### Required task
Identify each line below that contains the word "inches", and copy it out.

○ ○ ○ ○

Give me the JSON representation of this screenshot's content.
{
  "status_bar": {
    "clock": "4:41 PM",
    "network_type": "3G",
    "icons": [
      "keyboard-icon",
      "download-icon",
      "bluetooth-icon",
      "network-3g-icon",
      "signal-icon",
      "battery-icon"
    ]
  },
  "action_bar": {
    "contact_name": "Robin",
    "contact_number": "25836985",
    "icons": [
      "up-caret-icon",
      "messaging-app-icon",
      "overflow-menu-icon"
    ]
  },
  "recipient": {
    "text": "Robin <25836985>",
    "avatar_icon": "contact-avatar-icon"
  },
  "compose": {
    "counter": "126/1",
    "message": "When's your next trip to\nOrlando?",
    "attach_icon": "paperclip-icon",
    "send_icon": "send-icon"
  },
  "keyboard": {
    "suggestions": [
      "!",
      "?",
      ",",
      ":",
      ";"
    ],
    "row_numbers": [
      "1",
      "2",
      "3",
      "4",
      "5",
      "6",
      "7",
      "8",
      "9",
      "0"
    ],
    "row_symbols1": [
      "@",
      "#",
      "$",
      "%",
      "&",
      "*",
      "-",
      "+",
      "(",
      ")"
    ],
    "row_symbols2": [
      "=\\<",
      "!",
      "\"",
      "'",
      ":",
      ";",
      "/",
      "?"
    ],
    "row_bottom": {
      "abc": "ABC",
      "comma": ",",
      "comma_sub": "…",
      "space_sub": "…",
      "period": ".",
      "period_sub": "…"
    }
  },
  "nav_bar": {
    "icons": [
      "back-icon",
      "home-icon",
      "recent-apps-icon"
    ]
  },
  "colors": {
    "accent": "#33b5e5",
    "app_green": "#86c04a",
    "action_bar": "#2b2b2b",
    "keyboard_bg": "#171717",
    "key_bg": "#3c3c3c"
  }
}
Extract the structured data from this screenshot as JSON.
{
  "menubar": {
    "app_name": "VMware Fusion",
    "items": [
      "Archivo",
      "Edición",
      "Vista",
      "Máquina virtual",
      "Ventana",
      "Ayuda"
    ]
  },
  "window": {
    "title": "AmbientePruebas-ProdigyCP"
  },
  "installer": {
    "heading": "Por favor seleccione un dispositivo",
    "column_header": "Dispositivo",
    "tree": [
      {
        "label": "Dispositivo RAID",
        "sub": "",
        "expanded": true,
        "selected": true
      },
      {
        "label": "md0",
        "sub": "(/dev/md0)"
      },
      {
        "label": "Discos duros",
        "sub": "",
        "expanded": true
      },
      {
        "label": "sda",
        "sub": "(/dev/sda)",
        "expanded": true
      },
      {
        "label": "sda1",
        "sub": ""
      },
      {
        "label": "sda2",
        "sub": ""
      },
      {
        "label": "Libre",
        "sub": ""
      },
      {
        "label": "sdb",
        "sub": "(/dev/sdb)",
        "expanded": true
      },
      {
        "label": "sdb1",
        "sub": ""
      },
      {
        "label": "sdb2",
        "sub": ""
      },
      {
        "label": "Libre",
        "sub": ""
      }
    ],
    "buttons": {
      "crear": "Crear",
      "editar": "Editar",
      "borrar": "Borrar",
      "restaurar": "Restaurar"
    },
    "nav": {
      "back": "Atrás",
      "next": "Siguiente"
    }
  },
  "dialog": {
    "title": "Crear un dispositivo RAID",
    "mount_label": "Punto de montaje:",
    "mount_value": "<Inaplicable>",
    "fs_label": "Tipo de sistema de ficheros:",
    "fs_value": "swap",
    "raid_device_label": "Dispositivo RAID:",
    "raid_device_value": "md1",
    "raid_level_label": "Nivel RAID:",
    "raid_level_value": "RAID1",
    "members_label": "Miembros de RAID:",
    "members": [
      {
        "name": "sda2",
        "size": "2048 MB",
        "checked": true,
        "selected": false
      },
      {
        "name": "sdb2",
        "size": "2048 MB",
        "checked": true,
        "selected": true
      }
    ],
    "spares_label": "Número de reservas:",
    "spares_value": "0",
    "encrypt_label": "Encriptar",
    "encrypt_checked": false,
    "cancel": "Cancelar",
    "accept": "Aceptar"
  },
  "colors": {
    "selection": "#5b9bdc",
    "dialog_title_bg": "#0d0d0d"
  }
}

○ ○ ○ ○

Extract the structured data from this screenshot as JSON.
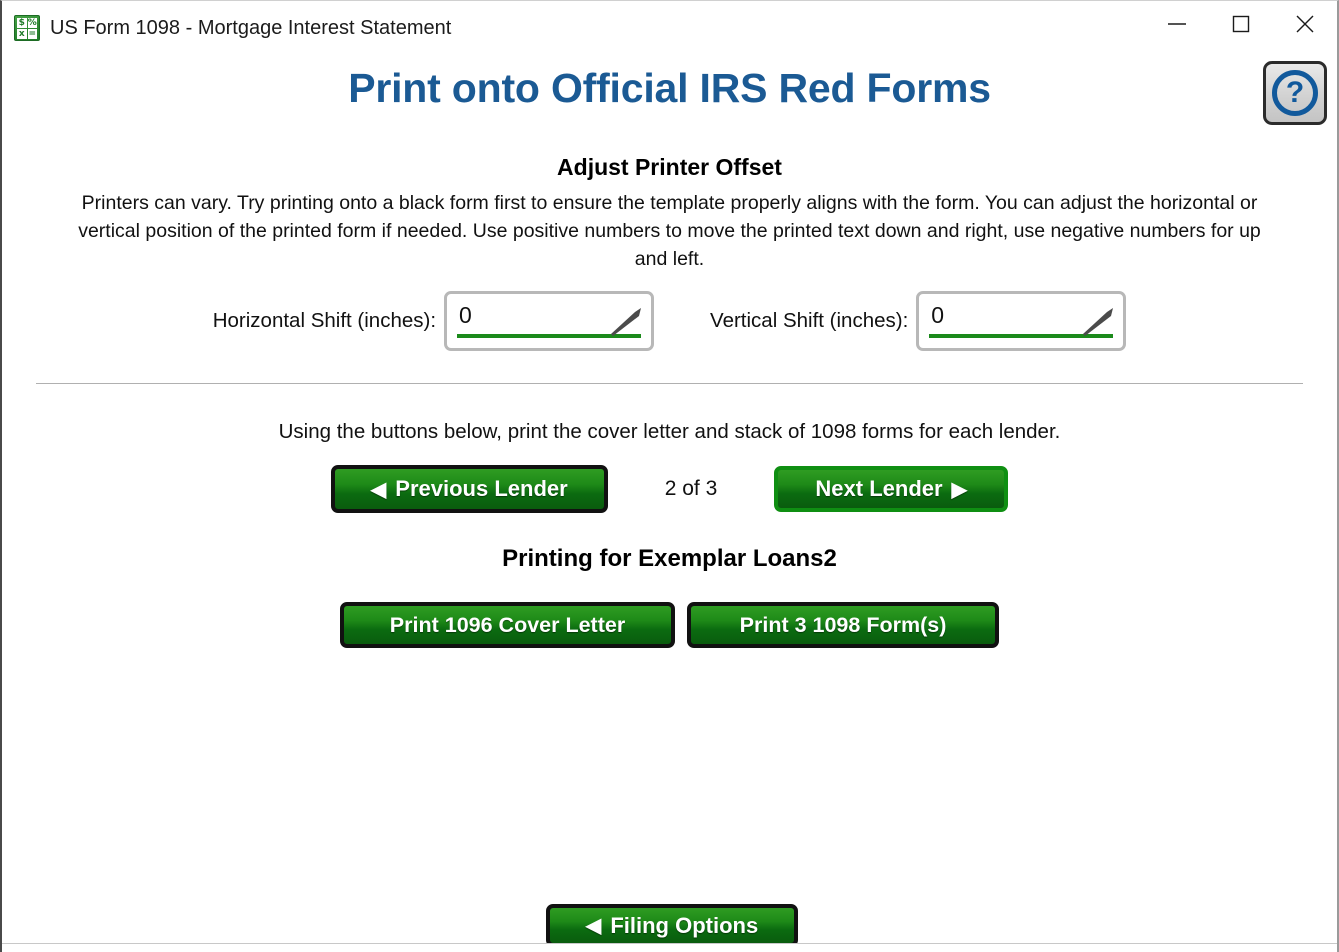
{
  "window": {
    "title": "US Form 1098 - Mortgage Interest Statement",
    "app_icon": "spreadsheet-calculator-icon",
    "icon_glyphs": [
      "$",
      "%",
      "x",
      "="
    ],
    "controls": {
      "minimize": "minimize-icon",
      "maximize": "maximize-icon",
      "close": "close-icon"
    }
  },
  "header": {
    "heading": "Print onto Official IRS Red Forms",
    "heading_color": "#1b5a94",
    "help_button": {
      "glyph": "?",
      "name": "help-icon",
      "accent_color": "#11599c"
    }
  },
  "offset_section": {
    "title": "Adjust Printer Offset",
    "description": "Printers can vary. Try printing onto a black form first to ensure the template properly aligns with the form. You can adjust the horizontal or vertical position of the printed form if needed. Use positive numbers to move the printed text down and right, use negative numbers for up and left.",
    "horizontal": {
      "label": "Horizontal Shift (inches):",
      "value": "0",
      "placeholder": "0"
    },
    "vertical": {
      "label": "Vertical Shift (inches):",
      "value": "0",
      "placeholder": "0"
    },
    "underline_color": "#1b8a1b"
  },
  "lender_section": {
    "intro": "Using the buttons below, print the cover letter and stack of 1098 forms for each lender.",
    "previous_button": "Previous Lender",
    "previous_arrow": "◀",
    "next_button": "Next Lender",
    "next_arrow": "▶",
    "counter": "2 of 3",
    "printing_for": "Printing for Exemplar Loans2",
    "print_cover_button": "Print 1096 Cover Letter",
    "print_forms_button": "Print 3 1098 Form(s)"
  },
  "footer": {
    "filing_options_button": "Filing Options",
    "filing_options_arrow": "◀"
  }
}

○ ○ ○ ○

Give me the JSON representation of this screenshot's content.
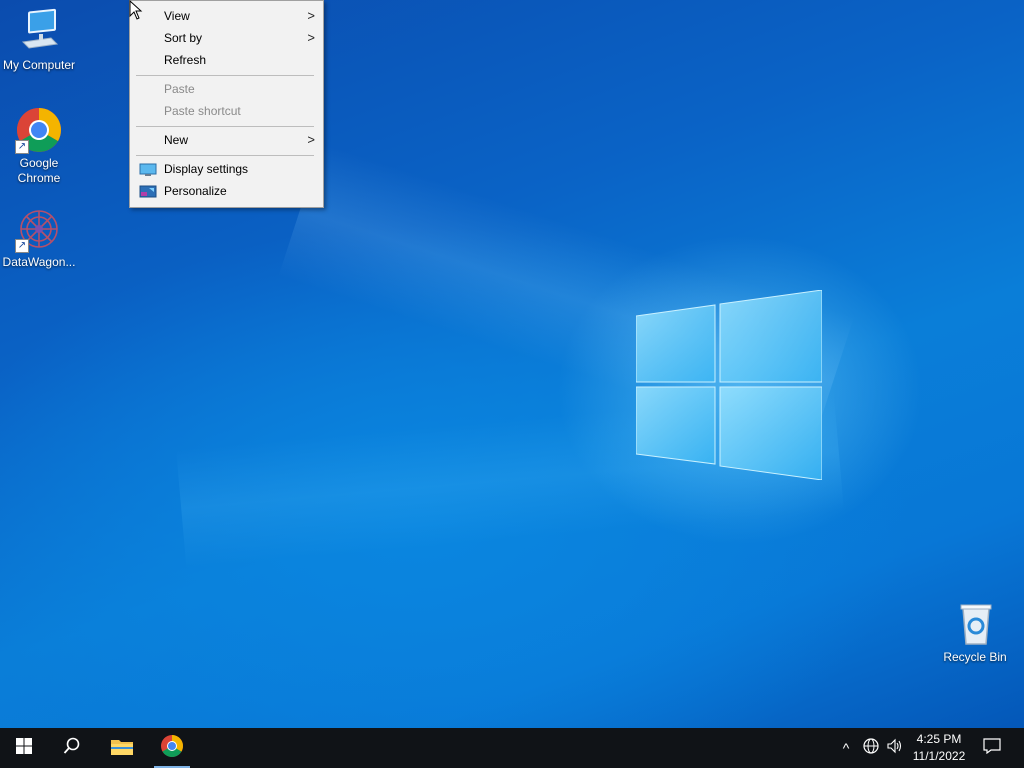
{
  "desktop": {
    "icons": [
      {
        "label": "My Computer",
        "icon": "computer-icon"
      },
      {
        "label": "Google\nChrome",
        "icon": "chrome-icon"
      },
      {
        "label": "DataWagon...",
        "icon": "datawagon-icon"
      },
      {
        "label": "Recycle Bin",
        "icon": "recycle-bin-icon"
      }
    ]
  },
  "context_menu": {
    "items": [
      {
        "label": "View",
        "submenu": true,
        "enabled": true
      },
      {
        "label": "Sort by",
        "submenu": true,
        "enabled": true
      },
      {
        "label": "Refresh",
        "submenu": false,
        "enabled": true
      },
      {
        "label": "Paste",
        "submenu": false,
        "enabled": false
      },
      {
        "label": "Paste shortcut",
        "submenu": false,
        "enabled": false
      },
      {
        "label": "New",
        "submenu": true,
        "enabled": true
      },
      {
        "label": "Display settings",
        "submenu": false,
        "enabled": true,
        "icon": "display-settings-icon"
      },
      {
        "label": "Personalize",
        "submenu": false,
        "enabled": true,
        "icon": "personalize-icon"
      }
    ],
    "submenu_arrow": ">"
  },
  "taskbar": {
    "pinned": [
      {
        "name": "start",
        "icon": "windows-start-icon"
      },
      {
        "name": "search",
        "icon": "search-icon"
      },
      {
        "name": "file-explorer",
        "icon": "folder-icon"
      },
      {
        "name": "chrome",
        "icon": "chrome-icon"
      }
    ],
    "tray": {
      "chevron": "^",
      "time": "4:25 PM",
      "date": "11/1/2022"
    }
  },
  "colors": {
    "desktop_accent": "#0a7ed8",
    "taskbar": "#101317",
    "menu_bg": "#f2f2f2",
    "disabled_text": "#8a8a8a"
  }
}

○ ○ ○ ○

### Finished task
      "label": "Horizontal Shift (inches):",
      "label": "Vertical Shift (inches):",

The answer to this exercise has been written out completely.